Task directions:
Return the lines beginning at the one that contains "Extract the structured" and continuing to the end of the entries, including both ends, exactly as written and nothing else.

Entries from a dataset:
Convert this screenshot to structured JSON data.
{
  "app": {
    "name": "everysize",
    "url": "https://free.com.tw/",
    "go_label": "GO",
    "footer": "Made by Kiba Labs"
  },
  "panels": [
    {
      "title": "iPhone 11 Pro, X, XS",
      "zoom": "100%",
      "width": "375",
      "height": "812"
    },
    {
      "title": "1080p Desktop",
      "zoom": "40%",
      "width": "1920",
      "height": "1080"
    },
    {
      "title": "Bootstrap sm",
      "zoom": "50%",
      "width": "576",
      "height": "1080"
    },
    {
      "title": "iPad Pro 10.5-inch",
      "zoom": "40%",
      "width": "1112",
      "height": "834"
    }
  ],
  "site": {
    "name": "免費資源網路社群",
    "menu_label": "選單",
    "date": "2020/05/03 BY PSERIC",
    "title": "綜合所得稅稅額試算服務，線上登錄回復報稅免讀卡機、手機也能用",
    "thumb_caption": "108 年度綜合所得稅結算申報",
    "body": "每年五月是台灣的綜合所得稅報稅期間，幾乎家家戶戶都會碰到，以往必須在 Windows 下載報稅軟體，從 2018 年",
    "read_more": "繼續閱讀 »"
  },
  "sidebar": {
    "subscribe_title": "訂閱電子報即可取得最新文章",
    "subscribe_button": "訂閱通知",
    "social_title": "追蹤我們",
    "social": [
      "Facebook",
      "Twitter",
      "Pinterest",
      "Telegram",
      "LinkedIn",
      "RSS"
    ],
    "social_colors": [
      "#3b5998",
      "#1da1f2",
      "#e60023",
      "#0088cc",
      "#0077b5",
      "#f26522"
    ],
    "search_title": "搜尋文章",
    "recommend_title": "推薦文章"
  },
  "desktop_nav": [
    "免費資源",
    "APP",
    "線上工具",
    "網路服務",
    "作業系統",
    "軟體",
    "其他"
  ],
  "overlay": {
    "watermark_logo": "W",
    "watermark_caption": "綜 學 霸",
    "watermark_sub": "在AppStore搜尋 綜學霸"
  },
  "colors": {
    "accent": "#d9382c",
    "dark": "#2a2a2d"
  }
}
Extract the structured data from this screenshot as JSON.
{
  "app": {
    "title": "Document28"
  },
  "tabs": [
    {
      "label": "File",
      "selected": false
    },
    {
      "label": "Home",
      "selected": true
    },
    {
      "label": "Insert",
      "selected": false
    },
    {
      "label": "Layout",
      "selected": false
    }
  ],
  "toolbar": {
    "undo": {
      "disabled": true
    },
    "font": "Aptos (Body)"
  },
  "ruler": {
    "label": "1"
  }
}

Result of this exercise:
Extract the structured data from this screenshot as JSON.
{
  "app": {
    "title": "Document28"
  },
  "tabs": [
    {
      "label": "File",
      "selected": false
    },
    {
      "label": "Home",
      "selected": true
    },
    {
      "label": "Insert",
      "selected": false
    },
    {
      "label": "Layout",
      "selected": false
    }
  ],
  "toolbar": {
    "undo": {
      "disabled": true
    },
    "font": "Aptos (Body)"
  },
  "ruler": {
    "label": "1"
  }
}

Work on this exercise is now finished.